(Dataset records)
==============================

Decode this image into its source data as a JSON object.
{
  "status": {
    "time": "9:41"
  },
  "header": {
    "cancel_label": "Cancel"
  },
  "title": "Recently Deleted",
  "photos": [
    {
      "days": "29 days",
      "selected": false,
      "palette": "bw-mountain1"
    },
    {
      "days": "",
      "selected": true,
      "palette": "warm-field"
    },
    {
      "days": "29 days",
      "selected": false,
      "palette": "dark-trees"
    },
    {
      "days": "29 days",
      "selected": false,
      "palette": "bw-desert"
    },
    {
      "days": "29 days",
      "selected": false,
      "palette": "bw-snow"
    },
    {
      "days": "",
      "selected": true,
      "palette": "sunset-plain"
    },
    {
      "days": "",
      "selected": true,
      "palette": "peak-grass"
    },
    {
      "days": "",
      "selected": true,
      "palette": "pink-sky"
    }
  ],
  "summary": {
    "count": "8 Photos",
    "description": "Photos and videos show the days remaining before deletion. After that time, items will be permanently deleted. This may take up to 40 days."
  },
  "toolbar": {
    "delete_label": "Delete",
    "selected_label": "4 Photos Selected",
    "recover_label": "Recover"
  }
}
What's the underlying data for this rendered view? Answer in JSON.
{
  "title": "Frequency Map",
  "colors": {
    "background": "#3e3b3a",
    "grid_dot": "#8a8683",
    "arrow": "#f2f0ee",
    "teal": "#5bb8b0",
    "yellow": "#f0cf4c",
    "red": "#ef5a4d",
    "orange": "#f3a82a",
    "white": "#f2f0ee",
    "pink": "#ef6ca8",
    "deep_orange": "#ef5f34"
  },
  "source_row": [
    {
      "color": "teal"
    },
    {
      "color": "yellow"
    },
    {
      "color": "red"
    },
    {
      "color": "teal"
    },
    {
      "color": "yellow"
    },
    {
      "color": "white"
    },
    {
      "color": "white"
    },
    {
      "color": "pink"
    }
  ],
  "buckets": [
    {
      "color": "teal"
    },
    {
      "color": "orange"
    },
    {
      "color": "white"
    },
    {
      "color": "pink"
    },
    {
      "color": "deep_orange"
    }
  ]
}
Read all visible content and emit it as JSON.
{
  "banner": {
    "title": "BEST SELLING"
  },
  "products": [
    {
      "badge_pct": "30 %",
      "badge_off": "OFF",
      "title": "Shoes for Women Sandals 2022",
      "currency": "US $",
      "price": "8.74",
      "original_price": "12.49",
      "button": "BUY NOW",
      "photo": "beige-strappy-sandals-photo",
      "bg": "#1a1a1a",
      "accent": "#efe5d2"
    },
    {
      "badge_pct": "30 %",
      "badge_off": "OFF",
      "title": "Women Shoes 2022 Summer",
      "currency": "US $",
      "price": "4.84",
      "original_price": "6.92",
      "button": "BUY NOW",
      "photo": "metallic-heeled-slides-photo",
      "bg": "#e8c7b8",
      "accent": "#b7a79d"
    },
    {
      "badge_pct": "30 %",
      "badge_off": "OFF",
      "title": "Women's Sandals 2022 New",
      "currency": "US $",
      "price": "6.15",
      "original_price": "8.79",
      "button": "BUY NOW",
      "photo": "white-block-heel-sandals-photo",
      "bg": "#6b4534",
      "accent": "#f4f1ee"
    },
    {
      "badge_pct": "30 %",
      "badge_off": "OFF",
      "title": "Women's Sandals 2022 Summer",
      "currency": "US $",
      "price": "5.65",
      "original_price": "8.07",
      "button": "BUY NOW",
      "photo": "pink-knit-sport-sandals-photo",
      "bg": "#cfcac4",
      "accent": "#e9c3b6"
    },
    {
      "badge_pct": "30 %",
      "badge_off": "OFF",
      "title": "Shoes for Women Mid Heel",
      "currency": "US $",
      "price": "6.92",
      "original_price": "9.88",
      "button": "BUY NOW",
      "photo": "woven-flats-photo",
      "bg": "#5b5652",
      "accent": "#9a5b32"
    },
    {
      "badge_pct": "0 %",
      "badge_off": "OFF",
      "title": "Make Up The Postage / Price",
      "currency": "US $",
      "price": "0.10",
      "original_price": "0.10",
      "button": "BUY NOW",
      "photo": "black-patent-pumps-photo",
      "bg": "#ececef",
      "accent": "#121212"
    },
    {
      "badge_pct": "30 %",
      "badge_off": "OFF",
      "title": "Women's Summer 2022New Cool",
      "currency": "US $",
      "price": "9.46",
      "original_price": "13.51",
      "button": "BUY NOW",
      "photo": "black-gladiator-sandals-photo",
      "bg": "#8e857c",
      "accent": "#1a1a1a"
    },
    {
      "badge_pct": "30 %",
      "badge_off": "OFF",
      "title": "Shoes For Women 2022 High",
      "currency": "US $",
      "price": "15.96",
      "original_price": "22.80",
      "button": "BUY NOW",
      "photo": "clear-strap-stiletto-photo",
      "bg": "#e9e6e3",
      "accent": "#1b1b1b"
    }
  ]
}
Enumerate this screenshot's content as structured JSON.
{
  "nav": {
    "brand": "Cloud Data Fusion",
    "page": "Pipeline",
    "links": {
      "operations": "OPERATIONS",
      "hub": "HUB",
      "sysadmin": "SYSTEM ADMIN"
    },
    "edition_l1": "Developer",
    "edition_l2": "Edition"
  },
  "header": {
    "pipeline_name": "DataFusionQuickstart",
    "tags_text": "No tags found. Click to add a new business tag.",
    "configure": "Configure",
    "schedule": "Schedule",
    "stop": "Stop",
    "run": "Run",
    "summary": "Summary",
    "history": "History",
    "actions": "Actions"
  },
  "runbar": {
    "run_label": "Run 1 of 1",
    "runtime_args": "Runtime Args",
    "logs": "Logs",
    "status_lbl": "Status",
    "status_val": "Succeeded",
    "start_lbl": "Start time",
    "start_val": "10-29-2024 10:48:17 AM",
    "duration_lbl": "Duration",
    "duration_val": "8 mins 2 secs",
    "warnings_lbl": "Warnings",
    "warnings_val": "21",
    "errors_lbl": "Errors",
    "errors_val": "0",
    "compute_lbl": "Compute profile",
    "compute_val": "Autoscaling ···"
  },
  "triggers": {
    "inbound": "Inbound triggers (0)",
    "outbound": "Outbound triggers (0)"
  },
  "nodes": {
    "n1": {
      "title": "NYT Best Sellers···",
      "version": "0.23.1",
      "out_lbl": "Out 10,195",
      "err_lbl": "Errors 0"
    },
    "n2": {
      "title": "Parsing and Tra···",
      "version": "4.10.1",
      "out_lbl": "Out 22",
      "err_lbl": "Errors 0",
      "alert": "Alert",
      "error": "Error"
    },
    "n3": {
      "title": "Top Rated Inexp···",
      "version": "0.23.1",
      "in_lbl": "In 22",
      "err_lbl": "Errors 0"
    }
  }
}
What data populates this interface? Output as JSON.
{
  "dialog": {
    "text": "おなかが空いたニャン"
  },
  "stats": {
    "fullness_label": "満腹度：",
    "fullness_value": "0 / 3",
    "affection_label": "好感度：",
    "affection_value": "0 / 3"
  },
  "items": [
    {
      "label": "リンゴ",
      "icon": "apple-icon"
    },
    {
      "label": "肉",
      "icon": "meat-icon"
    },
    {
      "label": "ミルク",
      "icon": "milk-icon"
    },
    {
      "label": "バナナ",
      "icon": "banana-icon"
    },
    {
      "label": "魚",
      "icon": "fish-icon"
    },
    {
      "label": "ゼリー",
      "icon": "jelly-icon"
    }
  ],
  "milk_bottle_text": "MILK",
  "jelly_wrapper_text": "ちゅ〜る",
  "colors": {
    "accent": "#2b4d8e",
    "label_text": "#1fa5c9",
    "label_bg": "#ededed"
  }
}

==============================

## TASK TO COMPLETE
Copy out all of the data exactly, leaving nothing out.

## ANSWER BELOW
Decode this image into its source data as a JSON object.
{
  "status": {
    "time": "9:41"
  },
  "header": {
    "cancel_label": "Cancel"
  },
  "title": "Recently Deleted",
  "photos": [
    {
      "days": "29 days",
      "selected": false,
      "palette": "bw-mountain1"
    },
    {
      "days": "",
      "selected": true,
      "palette": "warm-field"
    },
    {
      "days": "29 days",
      "selected": false,
      "palette": "dark-trees"
    },
    {
      "days": "29 days",
      "selected": false,
      "palette": "bw-desert"
    },
    {
      "days": "29 days",
      "selected": false,
      "palette": "bw-snow"
    },
    {
      "days": "",
      "selected": true,
      "palette": "sunset-plain"
    },
    {
      "days": "",
      "selected": true,
      "palette": "peak-grass"
    },
    {
      "days": "",
      "selected": true,
      "palette": "pink-sky"
    }
  ],
  "summary": {
    "count": "8 Photos",
    "description": "Photos and videos show the days remaining before deletion. After that time, items will be permanently deleted. This may take up to 40 days."
  },
  "toolbar": {
    "delete_label": "Delete",
    "selected_label": "4 Photos Selected",
    "recover_label": "Recover"
  }
}
What's the underlying data for this rendered view? Answer in JSON.
{
  "title": "Frequency Map",
  "colors": {
    "background": "#3e3b3a",
    "grid_dot": "#8a8683",
    "arrow": "#f2f0ee",
    "teal": "#5bb8b0",
    "yellow": "#f0cf4c",
    "red": "#ef5a4d",
    "orange": "#f3a82a",
    "white": "#f2f0ee",
    "pink": "#ef6ca8",
    "deep_orange": "#ef5f34"
  },
  "source_row": [
    {
      "color": "teal"
    },
    {
      "color": "yellow"
    },
    {
      "color": "red"
    },
    {
      "color": "teal"
    },
    {
      "color": "yellow"
    },
    {
      "color": "white"
    },
    {
      "color": "white"
    },
    {
      "color": "pink"
    }
  ],
  "buckets": [
    {
      "color": "teal"
    },
    {
      "color": "orange"
    },
    {
      "color": "white"
    },
    {
      "color": "pink"
    },
    {
      "color": "deep_orange"
    }
  ]
}
Read all visible content and emit it as JSON.
{
  "banner": {
    "title": "BEST SELLING"
  },
  "products": [
    {
      "badge_pct": "30 %",
      "badge_off": "OFF",
      "title": "Shoes for Women Sandals 2022",
      "currency": "US $",
      "price": "8.74",
      "original_price": "12.49",
      "button": "BUY NOW",
      "photo": "beige-strappy-sandals-photo",
      "bg": "#1a1a1a",
      "accent": "#efe5d2"
    },
    {
      "badge_pct": "30 %",
      "badge_off": "OFF",
      "title": "Women Shoes 2022 Summer",
      "currency": "US $",
      "price": "4.84",
      "original_price": "6.92",
      "button": "BUY NOW",
      "photo": "metallic-heeled-slides-photo",
      "bg": "#e8c7b8",
      "accent": "#b7a79d"
    },
    {
      "badge_pct": "30 %",
      "badge_off": "OFF",
      "title": "Women's Sandals 2022 New",
      "currency": "US $",
      "price": "6.15",
      "original_price": "8.79",
      "button": "BUY NOW",
      "photo": "white-block-heel-sandals-photo",
      "bg": "#6b4534",
      "accent": "#f4f1ee"
    },
    {
      "badge_pct": "30 %",
      "badge_off": "OFF",
      "title": "Women's Sandals 2022 Summer",
      "currency": "US $",
      "price": "5.65",
      "original_price": "8.07",
      "button": "BUY NOW",
      "photo": "pink-knit-sport-sandals-photo",
      "bg": "#cfcac4",
      "accent": "#e9c3b6"
    },
    {
      "badge_pct": "30 %",
      "badge_off": "OFF",
      "title": "Shoes for Women Mid Heel",
      "currency": "US $",
      "price": "6.92",
      "original_price": "9.88",
      "button": "BUY NOW",
      "photo": "woven-flats-photo",
      "bg": "#5b5652",
      "accent": "#9a5b32"
    },
    {
      "badge_pct": "0 %",
      "badge_off": "OFF",
      "title": "Make Up The Postage / Price",
      "currency": "US $",
      "price": "0.10",
      "original_price": "0.10",
      "button": "BUY NOW",
      "photo": "black-patent-pumps-photo",
      "bg": "#ececef",
      "accent": "#121212"
    },
    {
      "badge_pct": "30 %",
      "badge_off": "OFF",
      "title": "Women's Summer 2022New Cool",
      "currency": "US $",
      "price": "9.46",
      "original_price": "13.51",
      "button": "BUY NOW",
      "photo": "black-gladiator-sandals-photo",
      "bg": "#8e857c",
      "accent": "#1a1a1a"
    },
    {
      "badge_pct": "30 %",
      "badge_off": "OFF",
      "title": "Shoes For Women 2022 High",
      "currency": "US $",
      "price": "15.96",
      "original_price": "22.80",
      "button": "BUY NOW",
      "photo": "clear-strap-stiletto-photo",
      "bg": "#e9e6e3",
      "accent": "#1b1b1b"
    }
  ]
}
Enumerate this screenshot's content as structured JSON.
{
  "nav": {
    "brand": "Cloud Data Fusion",
    "page": "Pipeline",
    "links": {
      "operations": "OPERATIONS",
      "hub": "HUB",
      "sysadmin": "SYSTEM ADMIN"
    },
    "edition_l1": "Developer",
    "edition_l2": "Edition"
  },
  "header": {
    "pipeline_name": "DataFusionQuickstart",
    "tags_text": "No tags found. Click to add a new business tag.",
    "configure": "Configure",
    "schedule": "Schedule",
    "stop": "Stop",
    "run": "Run",
    "summary": "Summary",
    "history": "History",
    "actions": "Actions"
  },
  "runbar": {
    "run_label": "Run 1 of 1",
    "runtime_args": "Runtime Args",
    "logs": "Logs",
    "status_lbl": "Status",
    "status_val": "Succeeded",
    "start_lbl": "Start time",
    "start_val": "10-29-2024 10:48:17 AM",
    "duration_lbl": "Duration",
    "duration_val": "8 mins 2 secs",
    "warnings_lbl": "Warnings",
    "warnings_val": "21",
    "errors_lbl": "Errors",
    "errors_val": "0",
    "compute_lbl": "Compute profile",
    "compute_val": "Autoscaling ···"
  },
  "triggers": {
    "inbound": "Inbound triggers (0)",
    "outbound": "Outbound triggers (0)"
  },
  "nodes": {
    "n1": {
      "title": "NYT Best Sellers···",
      "version": "0.23.1",
      "out_lbl": "Out 10,195",
      "err_lbl": "Errors 0"
    },
    "n2": {
      "title": "Parsing and Tra···",
      "version": "4.10.1",
      "out_lbl": "Out 22",
      "err_lbl": "Errors 0",
      "alert": "Alert",
      "error": "Error"
    },
    "n3": {
      "title": "Top Rated Inexp···",
      "version": "0.23.1",
      "in_lbl": "In 22",
      "err_lbl": "Errors 0"
    }
  }
}
What data populates this interface? Output as JSON.
{
  "dialog": {
    "text": "おなかが空いたニャン"
  },
  "stats": {
    "fullness_label": "満腹度：",
    "fullness_value": "0 / 3",
    "affection_label": "好感度：",
    "affection_value": "0 / 3"
  },
  "items": [
    {
      "label": "リンゴ",
      "icon": "apple-icon"
    },
    {
      "label": "肉",
      "icon": "meat-icon"
    },
    {
      "label": "ミルク",
      "icon": "milk-icon"
    },
    {
      "label": "バナナ",
      "icon": "banana-icon"
    },
    {
      "label": "魚",
      "icon": "fish-icon"
    },
    {
      "label": "ゼリー",
      "icon": "jelly-icon"
    }
  ],
  "milk_bottle_text": "MILK",
  "jelly_wrapper_text": "ちゅ〜る",
  "colors": {
    "accent": "#2b4d8e",
    "label_text": "#1fa5c9",
    "label_bg": "#ededed"
  }
}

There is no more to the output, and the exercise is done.